WHAT TO PRODUCE: With the pictures left out, copy the listing below exactly.

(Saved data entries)
--
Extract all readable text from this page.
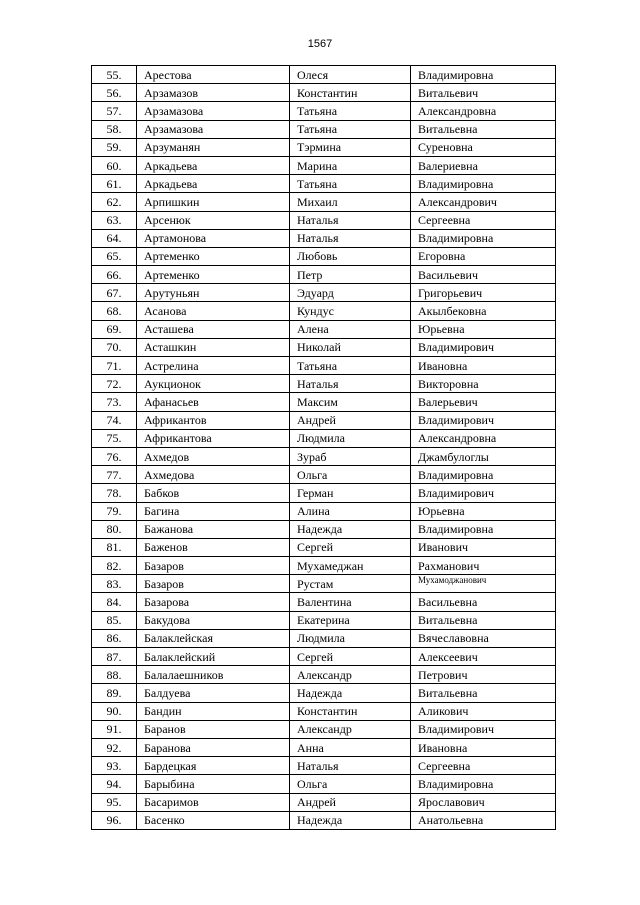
1567
55.	Арестова	Олеся	Владимировна
56.	Арзамазов	Константин	Витальевич
57.	Арзамазова	Татьяна	Александровна
58.	Арзамазова	Татьяна	Витальевна
59.	Арзуманян	Тэрмина	Суреновна
60.	Аркадьева	Марина	Валериевна
61.	Аркадьева	Татьяна	Владимировна
62.	Арпишкин	Михаил	Александрович
63.	Арсенюк	Наталья	Сергеевна
64.	Артамонова	Наталья	Владимировна
65.	Артеменко	Любовь	Егоровна
66.	Артеменко	Петр	Васильевич
67.	Арутуньян	Эдуард	Григорьевич
68.	Асанова	Кундус	Акылбековна
69.	Асташева	Алена	Юрьевна
70.	Асташкин	Николай	Владимирович
71.	Астрелина	Татьяна	Ивановна
72.	Аукционок	Наталья	Викторовна
73.	Афанасьев	Максим	Валерьевич
74.	Африкантов	Андрей	Владимирович
75.	Африкантова	Людмила	Александровна
76.	Ахмедов	Зураб	Джамбулоглы
77.	Ахмедова	Ольга	Владимировна
78.	Бабков	Герман	Владимирович
79.	Багина	Алина	Юрьевна
80.	Бажанова	Надежда	Владимировна
81.	Баженов	Сергей	Иванович
82.	Базаров	Мухамеджан	Рахманович
83.	Базаров	Рустам	Мухамоджанович
84.	Базарова	Валентина	Васильевна
85.	Бакудова	Екатерина	Витальевна
86.	Балаклейская	Людмила	Вячеславовна
87.	Балаклейский	Сергей	Алексеевич
88.	Балалаешников	Александр	Петрович
89.	Балдуева	Надежда	Витальевна
90.	Бандин	Константин	Аликович
91.	Баранов	Александр	Владимирович
92.	Баранова	Анна	Ивановна
93.	Бардецкая	Наталья	Сергеевна
94.	Барыбина	Ольга	Владимировна
95.	Басаримов	Андрей	Ярославович
96.	Басенко	Надежда	Анатольевна
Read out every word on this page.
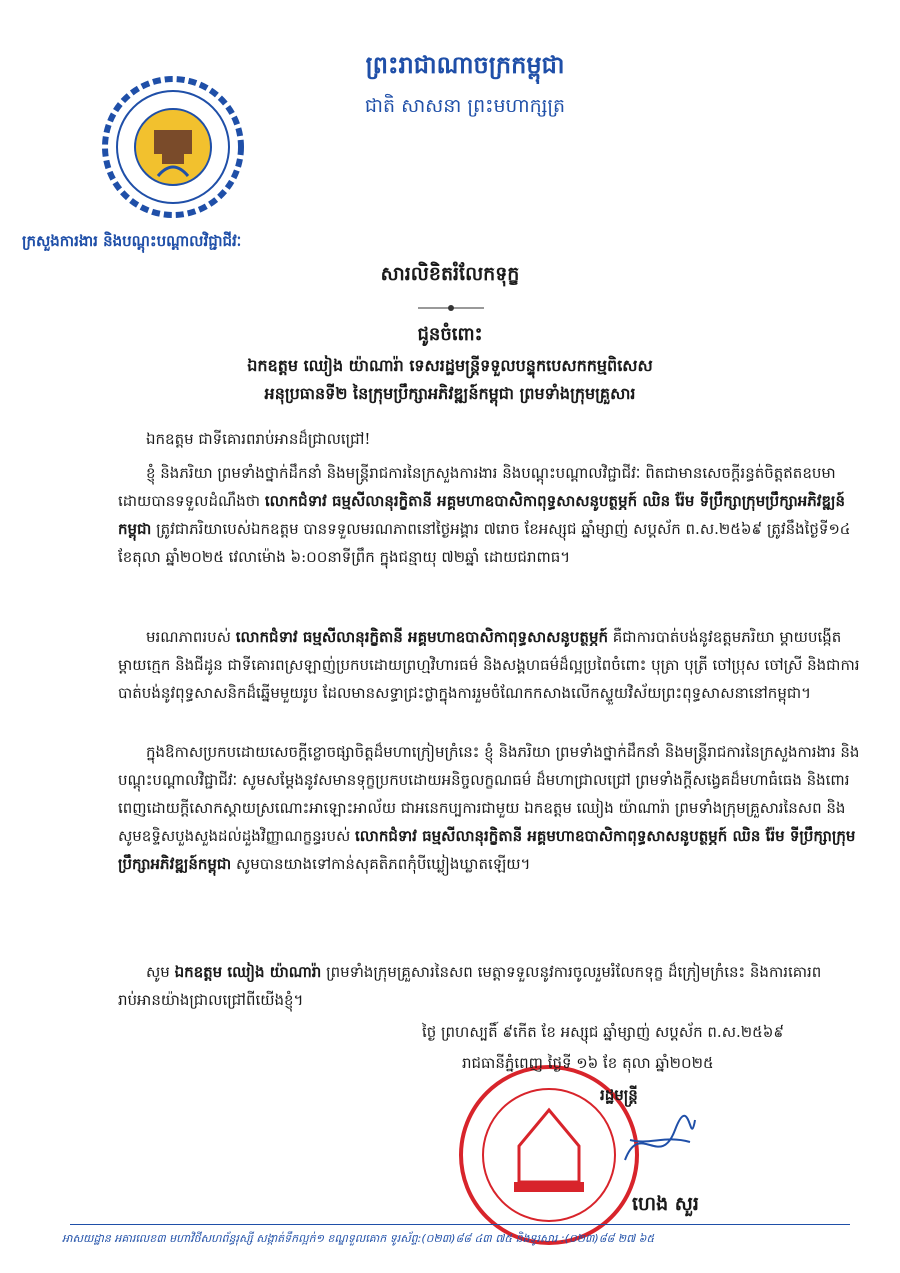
ព្រះរាជាណាចក្រកម្ពុជា
ជាតិ សាសនា ព្រះមហាក្សត្រ
ក្រសួងការងារ និងបណ្តុះបណ្តាលវិជ្ជាជីវៈ
សារលិខិតរំលែកទុក្ខ
ជូនចំពោះ
ឯកឧត្តម ឈៀង យ៉ាណារ៉ា ទេសរដ្ឋមន្ត្រីទទួលបន្ទុកបេសកកម្មពិសេស
អនុប្រធានទី២ នៃក្រុមប្រឹក្សាអភិវឌ្ឍន៍កម្ពុជា ព្រមទាំងក្រុមគ្រួសារ
ឯកឧត្តម ជាទីគោរពរាប់អានដ៏ជ្រាលជ្រៅ!
ខ្ញុំ និងភរិយា ព្រមទាំងថ្នាក់ដឹកនាំ និងមន្ត្រីរាជការនៃក្រសួងការងារ និងបណ្តុះបណ្តាលវិជ្ជាជីវៈ ពិតជាមានសេចក្តីរន្ធត់ចិត្តឥតឧបមាដោយបានទទួលដំណឹងថា លោកជំទាវ ធម្មសីលានុរក្ខិតានី អគ្គមហាឧបាសិកាពុទ្ធសាសនូបត្ថម្ភក៍ ឈិន រ៉ែម ទីប្រឹក្សាក្រុមប្រឹក្សាអភិវឌ្ឍន៍កម្ពុជា ត្រូវជាភរិយាបេស់ឯកឧត្តម បានទទួលមរណភាពនៅថ្ងៃអង្គារ ៧រោច ខែអស្សុជ ឆ្នាំម្សាញ់ សប្តស័ក ព.ស.២៥៦៩ ត្រូវនឹងថ្ងៃទី១៤ ខែតុលា ឆ្នាំ២០២៥ វេលាម៉ោង ៦:០០នាទីព្រឹក ក្នុងជន្មាយុ ៧២ឆ្នាំ ដោយជរាពាធ។
មរណភាពរបស់ លោកជំទាវ ធម្មសីលានុរក្ខិតានី អគ្គមហាឧបាសិកាពុទ្ធសាសនូបត្ថម្ភក៍ គឺជាការបាត់បង់នូវឧត្តមភរិយា ម្តាយបង្កើត ម្តាយក្មេក និងជីដូន ជាទីគោរពស្រឡាញ់ប្រកបដោយព្រហ្មវិហារធម៌ និងសង្គហធម៌ដ៏ល្អប្រពៃចំពោះ បុត្រា បុត្រី ចៅប្រុស ចៅស្រី និងជាការបាត់បង់នូវពុទ្ធសាសនិកដ៏ឆ្នើមមួយរូប ដែលមានសទ្ធាជ្រះថ្លាក្នុងការរួមចំណែកកសាងលើកស្ទួយវិស័យព្រះពុទ្ធសាសនានៅកម្ពុជា។
ក្នុងឱកាសប្រកបដោយសេចក្តីខ្លោចផ្សាចិត្តដ៏មហាក្រៀមក្រំនេះ ខ្ញុំ និងភរិយា ព្រមទាំងថ្នាក់ដឹកនាំ និងមន្ត្រីរាជការនៃក្រសួងការងារ និងបណ្តុះបណ្តាលវិជ្ជាជីវៈ សូមសម្តែងនូវសមានទុក្ខប្រកបដោយអនិច្ចលក្ខណធម៌ ដ៏មហាជ្រាលជ្រៅ ព្រមទាំងក្តីសង្វេគដ៏មហាធំធេង និងពោរពេញដោយក្តីសោកស្តាយស្រណោះអាឡោះអាល័យ ជាអនេកប្បការជាមួយ ឯកឧត្តម ឈៀង យ៉ាណារ៉ា ព្រមទាំងក្រុមគ្រួសារនៃសព និងសូមឧទ្ទិសបួងសួងដល់ដួងវិញ្ញាណក្ខន្ធរបស់ លោកជំទាវ ធម្មសីលានុរក្ខិតានី អគ្គមហាឧបាសិកាពុទ្ធសាសនូបត្ថម្ភក៍ ឈិន រ៉ែម ទីប្រឹក្សាក្រុមប្រឹក្សាអភិវឌ្ឍន៍កម្ពុជា សូមបានយាងទៅកាន់សុគតិភពកុំបីឃ្លៀងឃ្លាតឡើយ។
សូម ឯកឧត្តម ឈៀង យ៉ាណារ៉ា ព្រមទាំងក្រុមគ្រួសារនៃសព មេត្តាទទួលនូវការចូលរួមរំលែកទុក្ខ ដ៏ក្រៀមក្រំនេះ និងការគោរពរាប់អានយ៉ាងជ្រាលជ្រៅពីយើងខ្ញុំ។
ថ្ងៃ ព្រហស្បតិ៍ ៩កើត ខែ អស្សុជ ឆ្នាំម្សាញ់ សប្តស័ក ព.ស.២៥៦៩
រាជធានីភ្នំពេញ ថ្ងៃទី ១៦ ខែ តុលា ឆ្នាំ២០២៥
រដ្ឋមន្ត្រី
ហេង សួរ
អាសយដ្ឋាន អគារលេខ៣ មហាវិថីសហព័ន្ធរុស្សី សង្កាត់ទឹកល្អក់១ ខណ្ឌទួលគោក ទូរស័ព្ទ:(០២៣)៨៨ ៤៣ ៧៥ និងទូរសារ :(០២៣)៨៨ ២៧ ៦៥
--
PROBLEM SOLUTION:
Extract all readable text from this page.
1567
55.	Арестова	Олеся	Владимировна
56.	Арзамазов	Константин	Витальевич
57.	Арзамазова	Татьяна	Александровна
58.	Арзамазова	Татьяна	Витальевна
59.	Арзуманян	Тэрмина	Суреновна
60.	Аркадьева	Марина	Валериевна
61.	Аркадьева	Татьяна	Владимировна
62.	Арпишкин	Михаил	Александрович
63.	Арсенюк	Наталья	Сергеевна
64.	Артамонова	Наталья	Владимировна
65.	Артеменко	Любовь	Егоровна
66.	Артеменко	Петр	Васильевич
67.	Арутуньян	Эдуард	Григорьевич
68.	Асанова	Кундус	Акылбековна
69.	Асташева	Алена	Юрьевна
70.	Асташкин	Николай	Владимирович
71.	Астрелина	Татьяна	Ивановна
72.	Аукционок	Наталья	Викторовна
73.	Афанасьев	Максим	Валерьевич
74.	Африкантов	Андрей	Владимирович
75.	Африкантова	Людмила	Александровна
76.	Ахмедов	Зураб	Джамбулоглы
77.	Ахмедова	Ольга	Владимировна
78.	Бабков	Герман	Владимирович
79.	Багина	Алина	Юрьевна
80.	Бажанова	Надежда	Владимировна
81.	Баженов	Сергей	Иванович
82.	Базаров	Мухамеджан	Рахманович
83.	Базаров	Рустам	Мухамоджанович
84.	Базарова	Валентина	Васильевна
85.	Бакудова	Екатерина	Витальевна
86.	Балаклейская	Людмила	Вячеславовна
87.	Балаклейский	Сергей	Алексеевич
88.	Балалаешников	Александр	Петрович
89.	Балдуева	Надежда	Витальевна
90.	Бандин	Константин	Аликович
91.	Баранов	Александр	Владимирович
92.	Баранова	Анна	Ивановна
93.	Бардецкая	Наталья	Сергеевна
94.	Барыбина	Ольга	Владимировна
95.	Басаримов	Андрей	Ярославович
96.	Басенко	Надежда	Анатольевна
Read out every word on this page.
ព្រះរាជាណាចក្រកម្ពុជា
ជាតិ សាសនា ព្រះមហាក្សត្រ
ក្រសួងការងារ និងបណ្តុះបណ្តាលវិជ្ជាជីវៈ
សារលិខិតរំលែកទុក្ខ
ជូនចំពោះ
ឯកឧត្តម ឈៀង យ៉ាណារ៉ា ទេសរដ្ឋមន្ត្រីទទួលបន្ទុកបេសកកម្មពិសេស
អនុប្រធានទី២ នៃក្រុមប្រឹក្សាអភិវឌ្ឍន៍កម្ពុជា ព្រមទាំងក្រុមគ្រួសារ
ឯកឧត្តម ជាទីគោរពរាប់អានដ៏ជ្រាលជ្រៅ!
ខ្ញុំ និងភរិយា ព្រមទាំងថ្នាក់ដឹកនាំ និងមន្ត្រីរាជការនៃក្រសួងការងារ និងបណ្តុះបណ្តាលវិជ្ជាជីវៈ ពិតជាមានសេចក្តីរន្ធត់ចិត្តឥតឧបមាដោយបានទទួលដំណឹងថា លោកជំទាវ ធម្មសីលានុរក្ខិតានី អគ្គមហាឧបាសិកាពុទ្ធសាសនូបត្ថម្ភក៍ ឈិន រ៉ែម ទីប្រឹក្សាក្រុមប្រឹក្សាអភិវឌ្ឍន៍កម្ពុជា ត្រូវជាភរិយាបេស់ឯកឧត្តម បានទទួលមរណភាពនៅថ្ងៃអង្គារ ៧រោច ខែអស្សុជ ឆ្នាំម្សាញ់ សប្តស័ក ព.ស.២៥៦៩ ត្រូវនឹងថ្ងៃទី១៤ ខែតុលា ឆ្នាំ២០២៥ វេលាម៉ោង ៦:០០នាទីព្រឹក ក្នុងជន្មាយុ ៧២ឆ្នាំ ដោយជរាពាធ។
មរណភាពរបស់ លោកជំទាវ ធម្មសីលានុរក្ខិតានី អគ្គមហាឧបាសិកាពុទ្ធសាសនូបត្ថម្ភក៍ គឺជាការបាត់បង់នូវឧត្តមភរិយា ម្តាយបង្កើត ម្តាយក្មេក និងជីដូន ជាទីគោរពស្រឡាញ់ប្រកបដោយព្រហ្មវិហារធម៌ និងសង្គហធម៌ដ៏ល្អប្រពៃចំពោះ បុត្រា បុត្រី ចៅប្រុស ចៅស្រី និងជាការបាត់បង់នូវពុទ្ធសាសនិកដ៏ឆ្នើមមួយរូប ដែលមានសទ្ធាជ្រះថ្លាក្នុងការរួមចំណែកកសាងលើកស្ទួយវិស័យព្រះពុទ្ធសាសនានៅកម្ពុជា។
ក្នុងឱកាសប្រកបដោយសេចក្តីខ្លោចផ្សាចិត្តដ៏មហាក្រៀមក្រំនេះ ខ្ញុំ និងភរិយា ព្រមទាំងថ្នាក់ដឹកនាំ និងមន្ត្រីរាជការនៃក្រសួងការងារ និងបណ្តុះបណ្តាលវិជ្ជាជីវៈ សូមសម្តែងនូវសមានទុក្ខប្រកបដោយអនិច្ចលក្ខណធម៌ ដ៏មហាជ្រាលជ្រៅ ព្រមទាំងក្តីសង្វេគដ៏មហាធំធេង និងពោរពេញដោយក្តីសោកស្តាយស្រណោះអាឡោះអាល័យ ជាអនេកប្បការជាមួយ ឯកឧត្តម ឈៀង យ៉ាណារ៉ា ព្រមទាំងក្រុមគ្រួសារនៃសព និងសូមឧទ្ទិសបួងសួងដល់ដួងវិញ្ញាណក្ខន្ធរបស់ លោកជំទាវ ធម្មសីលានុរក្ខិតានី អគ្គមហាឧបាសិកាពុទ្ធសាសនូបត្ថម្ភក៍ ឈិន រ៉ែម ទីប្រឹក្សាក្រុមប្រឹក្សាអភិវឌ្ឍន៍កម្ពុជា សូមបានយាងទៅកាន់សុគតិភពកុំបីឃ្លៀងឃ្លាតឡើយ។
សូម ឯកឧត្តម ឈៀង យ៉ាណារ៉ា ព្រមទាំងក្រុមគ្រួសារនៃសព មេត្តាទទួលនូវការចូលរួមរំលែកទុក្ខ ដ៏ក្រៀមក្រំនេះ និងការគោរពរាប់អានយ៉ាងជ្រាលជ្រៅពីយើងខ្ញុំ។
ថ្ងៃ ព្រហស្បតិ៍ ៩កើត ខែ អស្សុជ ឆ្នាំម្សាញ់ សប្តស័ក ព.ស.២៥៦៩
រាជធានីភ្នំពេញ ថ្ងៃទី ១៦ ខែ តុលា ឆ្នាំ២០២៥
រដ្ឋមន្ត្រី
ហេង សួរ
អាសយដ្ឋាន អគារលេខ៣ មហាវិថីសហព័ន្ធរុស្សី សង្កាត់ទឹកល្អក់១ ខណ្ឌទួលគោក ទូរស័ព្ទ:(០២៣)៨៨ ៤៣ ៧៥ និងទូរសារ :(០២៣)៨៨ ២៧ ៦៥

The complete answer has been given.